Written problem - Tally all lines containing the word "average". Give the number alone.

Source records
◆ ◆ ◆ ◆

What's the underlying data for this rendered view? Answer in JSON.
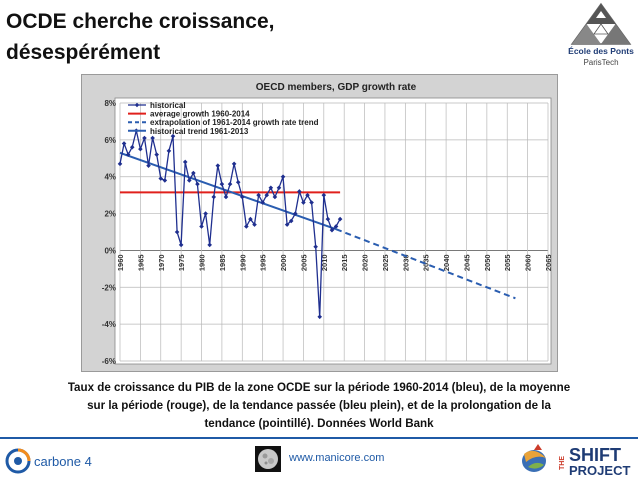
{
  "slide": {
    "title_line1": "OCDE cherche croissance,",
    "title_line2": "désespérément",
    "caption_line1": "Taux de croissance du PIB de la zone OCDE sur la période 1960-2014 (bleu), de la moyenne",
    "caption_line2": "sur la période (rouge), de la tendance passée (bleu plein), et de la prolongation de la",
    "caption_line3": "tendance (pointillé). Données World Bank",
    "url": "www.manicore.com"
  },
  "logos": {
    "ponts_line1": "École des Ponts",
    "ponts_line2": "ParisTech",
    "carbone": "carbone 4",
    "shift_the": "THE",
    "shift_shift": "SHIFT",
    "shift_project": "PROJECT"
  },
  "colors": {
    "historical": "#1f2f8f",
    "average": "#e0201c",
    "trend": "#2a5db0",
    "plot_bg": "#ffffff",
    "frame_bg": "#d3d3d3"
  },
  "chart_data": {
    "type": "line",
    "title": "OECD members, GDP growth rate",
    "xlim": [
      1960,
      2065
    ],
    "ylim": [
      -6,
      8
    ],
    "x_ticks": [
      "1960",
      "1965",
      "1970",
      "1975",
      "1980",
      "1985",
      "1990",
      "1995",
      "2000",
      "2005",
      "2010",
      "2015",
      "2020",
      "2025",
      "2030",
      "2035",
      "2040",
      "2045",
      "2050",
      "2055",
      "2060",
      "2065"
    ],
    "y_ticks": [
      "8%",
      "6%",
      "4%",
      "2%",
      "0%",
      "-2%",
      "-4%",
      "-6%"
    ],
    "y_tick_values": [
      8,
      6,
      4,
      2,
      0,
      -2,
      -4,
      -6
    ],
    "grid": true,
    "legend_position": "top-left",
    "series": [
      {
        "name": "historical",
        "style": "line-markers",
        "x": [
          1960,
          1961,
          1962,
          1963,
          1964,
          1965,
          1966,
          1967,
          1968,
          1969,
          1970,
          1971,
          1972,
          1973,
          1974,
          1975,
          1976,
          1977,
          1978,
          1979,
          1980,
          1981,
          1982,
          1983,
          1984,
          1985,
          1986,
          1987,
          1988,
          1989,
          1990,
          1991,
          1992,
          1993,
          1994,
          1995,
          1996,
          1997,
          1998,
          1999,
          2000,
          2001,
          2002,
          2003,
          2004,
          2005,
          2006,
          2007,
          2008,
          2009,
          2010,
          2011,
          2012,
          2013,
          2014
        ],
        "y": [
          4.7,
          5.8,
          5.2,
          5.6,
          6.5,
          5.5,
          6.1,
          4.6,
          6.1,
          5.2,
          3.9,
          3.8,
          5.4,
          6.2,
          1.0,
          0.3,
          4.8,
          3.8,
          4.2,
          3.6,
          1.3,
          2.0,
          0.3,
          2.9,
          4.6,
          3.6,
          2.9,
          3.6,
          4.7,
          3.7,
          2.9,
          1.3,
          1.7,
          1.4,
          3.0,
          2.6,
          3.0,
          3.4,
          2.9,
          3.4,
          4.0,
          1.4,
          1.6,
          2.0,
          3.2,
          2.6,
          3.0,
          2.6,
          0.2,
          -3.6,
          3.0,
          1.7,
          1.1,
          1.3,
          1.7
        ]
      },
      {
        "name": "average growth 1960-2014",
        "style": "solid",
        "x": [
          1960,
          2014
        ],
        "y": [
          3.15,
          3.15
        ]
      },
      {
        "name": "extrapolation of 1961-2014 growth rate trend",
        "style": "dashed",
        "x": [
          2013,
          2057
        ],
        "y": [
          1.15,
          -2.6
        ]
      },
      {
        "name": "historical trend 1961-2013",
        "style": "solid",
        "x": [
          1960,
          2013
        ],
        "y": [
          5.3,
          1.15
        ]
      }
    ]
  }
}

◆ ◆ ◆ ◆

Finished answer - 2